Keep only the lines of the listing that include the word "temp", and copy them.

━━━ Information supplied ━━━

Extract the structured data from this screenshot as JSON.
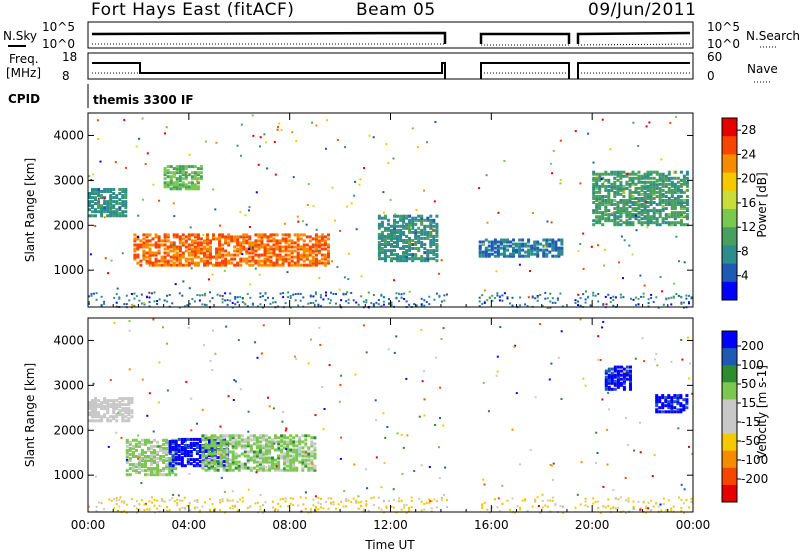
{
  "header": {
    "site": "Fort Hays East (fitACF)",
    "beam": "Beam 05",
    "date": "09/Jun/2011"
  },
  "params": {
    "nsky_label": "N.Sky",
    "freq_label_line1": "Freq.",
    "freq_label_line2": "[MHz]",
    "cpid_label": "CPID",
    "nsearch_label": "N.Search",
    "nave_label": "Nave",
    "noise_ticks": [
      "10^5",
      "10^0"
    ],
    "noise_right_ticks": [
      "10^5",
      "10^0"
    ],
    "freq_ticks": [
      "18",
      "8"
    ],
    "nave_ticks": [
      "60",
      "0"
    ],
    "cpid_text": "themis 3300 IF"
  },
  "colors": {
    "power_scale": [
      "#0000ff",
      "#1e5ab4",
      "#2d8c8c",
      "#48a060",
      "#7ac850",
      "#c8dc3c",
      "#f5c800",
      "#f58c00",
      "#f54600",
      "#e60000"
    ],
    "velocity_scale": [
      "#e60000",
      "#f54600",
      "#f58c00",
      "#f5c800",
      "#c8c8c8",
      "#c8c8c8",
      "#7ac850",
      "#2d8c2d",
      "#1e5ab4",
      "#0000ff"
    ]
  },
  "chart_data": [
    {
      "type": "heatmap",
      "title": "Power",
      "xlabel": "Time UT",
      "ylabel": "Slant Range [km]",
      "x_ticks": [
        "00:00",
        "04:00",
        "08:00",
        "12:00",
        "16:00",
        "20:00",
        "00:00"
      ],
      "x_range_hours": [
        0,
        24
      ],
      "y_ticks": [
        1000,
        2000,
        3000,
        4000
      ],
      "y_range": [
        180,
        4500
      ],
      "colorbar": {
        "label": "Power [dB]",
        "ticks": [
          4,
          8,
          12,
          16,
          20,
          24,
          28
        ],
        "range": [
          0,
          30
        ]
      },
      "data_gaps_hours": [
        [
          14.2,
          15.4
        ],
        [
          18.9,
          19.3
        ]
      ],
      "features": [
        {
          "t0": 0.0,
          "t1": 1.5,
          "r0": 2200,
          "r1": 2800,
          "level": 8
        },
        {
          "t0": 1.8,
          "t1": 9.5,
          "r0": 1100,
          "r1": 1800,
          "level": 24
        },
        {
          "t0": 3.0,
          "t1": 4.5,
          "r0": 2800,
          "r1": 3300,
          "level": 12
        },
        {
          "t0": 11.5,
          "t1": 13.8,
          "r0": 1200,
          "r1": 2200,
          "level": 8
        },
        {
          "t0": 15.5,
          "t1": 18.8,
          "r0": 1300,
          "r1": 1700,
          "level": 6
        },
        {
          "t0": 20.0,
          "t1": 23.8,
          "r0": 2000,
          "r1": 3200,
          "level": 10
        }
      ]
    },
    {
      "type": "heatmap",
      "title": "Velocity",
      "xlabel": "Time UT",
      "ylabel": "Slant Range [km]",
      "x_ticks": [
        "00:00",
        "04:00",
        "08:00",
        "12:00",
        "16:00",
        "20:00",
        "00:00"
      ],
      "x_range_hours": [
        0,
        24
      ],
      "y_ticks": [
        1000,
        2000,
        3000,
        4000
      ],
      "y_range": [
        180,
        4500
      ],
      "colorbar": {
        "label": "Velocity [m s-1]",
        "ticks": [
          200,
          100,
          50,
          15,
          -15,
          -50,
          -100,
          -200
        ],
        "range": [
          -250,
          250
        ]
      },
      "data_gaps_hours": [
        [
          14.2,
          15.4
        ],
        [
          18.9,
          19.3
        ]
      ],
      "features": [
        {
          "t0": 0.0,
          "t1": 1.8,
          "r0": 2200,
          "r1": 2700,
          "level": 0
        },
        {
          "t0": 1.5,
          "t1": 3.5,
          "r0": 1000,
          "r1": 1800,
          "level": 60
        },
        {
          "t0": 3.2,
          "t1": 5.5,
          "r0": 1200,
          "r1": 1800,
          "level": 220
        },
        {
          "t0": 4.5,
          "t1": 9.0,
          "r0": 1100,
          "r1": 1900,
          "level": 70
        },
        {
          "t0": 20.5,
          "t1": 21.5,
          "r0": 2900,
          "r1": 3400,
          "level": 220
        },
        {
          "t0": 22.5,
          "t1": 23.8,
          "r0": 2400,
          "r1": 2800,
          "level": 220
        }
      ]
    }
  ]
}
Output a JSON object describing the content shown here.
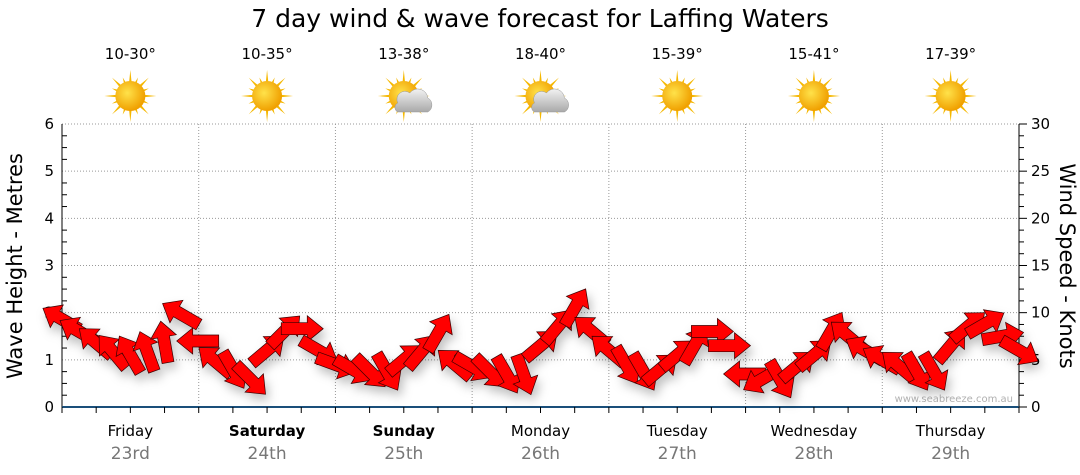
{
  "title": "7 day wind & wave forecast for Laffing Waters",
  "days": [
    {
      "name": "Friday",
      "date": "23rd",
      "temp": "10-30°",
      "icon": "sun-icon",
      "bold": false
    },
    {
      "name": "Saturday",
      "date": "24th",
      "temp": "10-35°",
      "icon": "sun-icon",
      "bold": true
    },
    {
      "name": "Sunday",
      "date": "25th",
      "temp": "13-38°",
      "icon": "sun-cloud-icon",
      "bold": true
    },
    {
      "name": "Monday",
      "date": "26th",
      "temp": "18-40°",
      "icon": "sun-cloud-icon",
      "bold": false
    },
    {
      "name": "Tuesday",
      "date": "27th",
      "temp": "15-39°",
      "icon": "sun-icon",
      "bold": false
    },
    {
      "name": "Wednesday",
      "date": "28th",
      "temp": "15-41°",
      "icon": "sun-icon",
      "bold": false
    },
    {
      "name": "Thursday",
      "date": "29th",
      "temp": "17-39°",
      "icon": "sun-icon",
      "bold": false
    }
  ],
  "watermark": "www.seabreeze.com.au",
  "colors": {
    "arrow": "#ff0000",
    "axis": "#1a4f7a",
    "grid": "#999999"
  },
  "chart_data": {
    "type": "scatter",
    "title": "7 day wind & wave forecast for Laffing Waters",
    "ylabel": "Wave Height - Metres",
    "y2label": "Wind Speed - Knots",
    "ylim": [
      0,
      6
    ],
    "y2lim": [
      0,
      30
    ],
    "yticks": [
      "0",
      "1",
      "2",
      "3",
      "4",
      "5",
      "6"
    ],
    "y2ticks": [
      "0",
      "5",
      "10",
      "15",
      "20",
      "25",
      "30"
    ],
    "x_interval_hours": 3,
    "wind_knots": [
      9.3,
      8,
      6.8,
      5.8,
      5.5,
      5.8,
      6.8,
      9.8,
      7,
      4.8,
      4,
      3,
      6,
      8,
      8.3,
      6,
      4.5,
      4,
      3.8,
      3.8,
      5,
      5.8,
      7.8,
      4.5,
      4.3,
      3.8,
      3.5,
      3.5,
      6.5,
      8.5,
      10.5,
      8,
      6,
      4.5,
      3.8,
      4,
      5.5,
      6.5,
      8,
      6.5,
      3.5,
      3,
      3,
      4.3,
      5.5,
      8,
      7.5,
      6,
      5,
      4.3,
      3.8,
      3.8,
      6.5,
      8.5,
      8.8,
      7.5,
      6
    ],
    "wind_arrow_angle_deg": [
      -150,
      -150,
      -140,
      -130,
      -120,
      -110,
      -100,
      -150,
      180,
      -140,
      60,
      45,
      -40,
      -45,
      0,
      30,
      20,
      30,
      45,
      60,
      -40,
      -50,
      -60,
      -140,
      30,
      45,
      60,
      70,
      -40,
      -50,
      -60,
      -140,
      -140,
      60,
      60,
      -40,
      -40,
      -60,
      0,
      0,
      180,
      150,
      60,
      -40,
      -40,
      -60,
      -140,
      -150,
      -150,
      -140,
      60,
      60,
      -50,
      -40,
      -30,
      -10,
      30
    ]
  }
}
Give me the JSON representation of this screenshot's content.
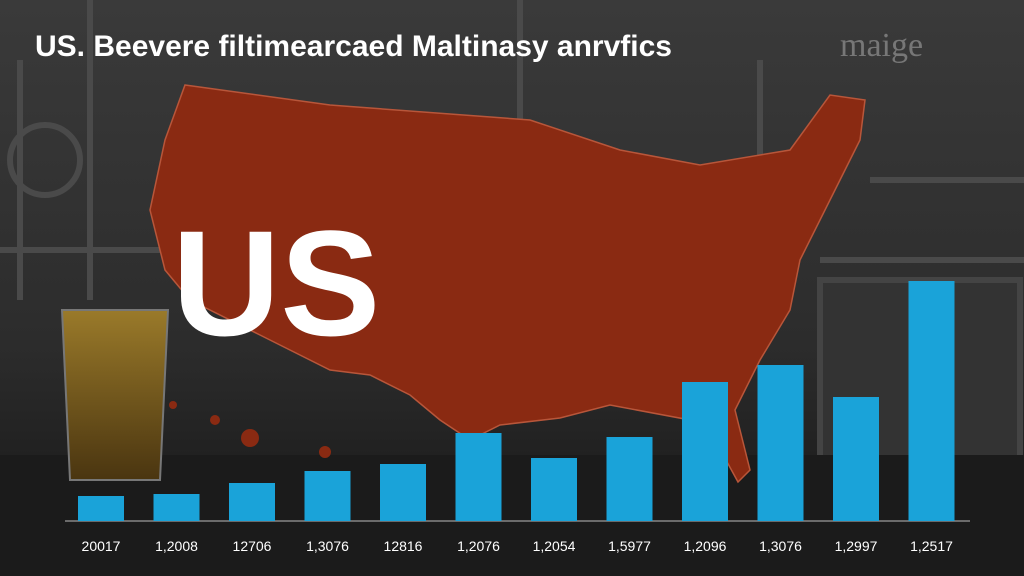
{
  "chart_data": {
    "type": "bar",
    "title": "US. Beevere filtimearcaed Maltinasy anrvfics",
    "watermark": "maige",
    "overlay_text": "US",
    "categories": [
      "20017",
      "1,2008",
      "12706",
      "1,3076",
      "12816",
      "1,2076",
      "1,2054",
      "1,5977",
      "1,2096",
      "1,3076",
      "1,2997",
      "1,2517"
    ],
    "values": [
      25,
      27,
      38,
      50,
      57,
      88,
      63,
      84,
      139,
      156,
      124,
      240
    ],
    "color": "#1aa3d9"
  }
}
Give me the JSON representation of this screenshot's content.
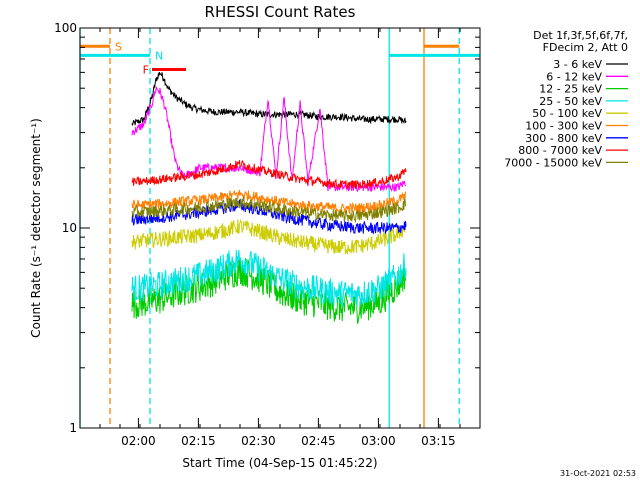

━━━

Exercise solution -
      "temp": "10-30°",
      "temp": "10-35°",
      "temp": "13-38°",
      "temp": "18-40°",
      "temp": "15-39°",
      "temp": "15-41°",
      "temp": "17-39°",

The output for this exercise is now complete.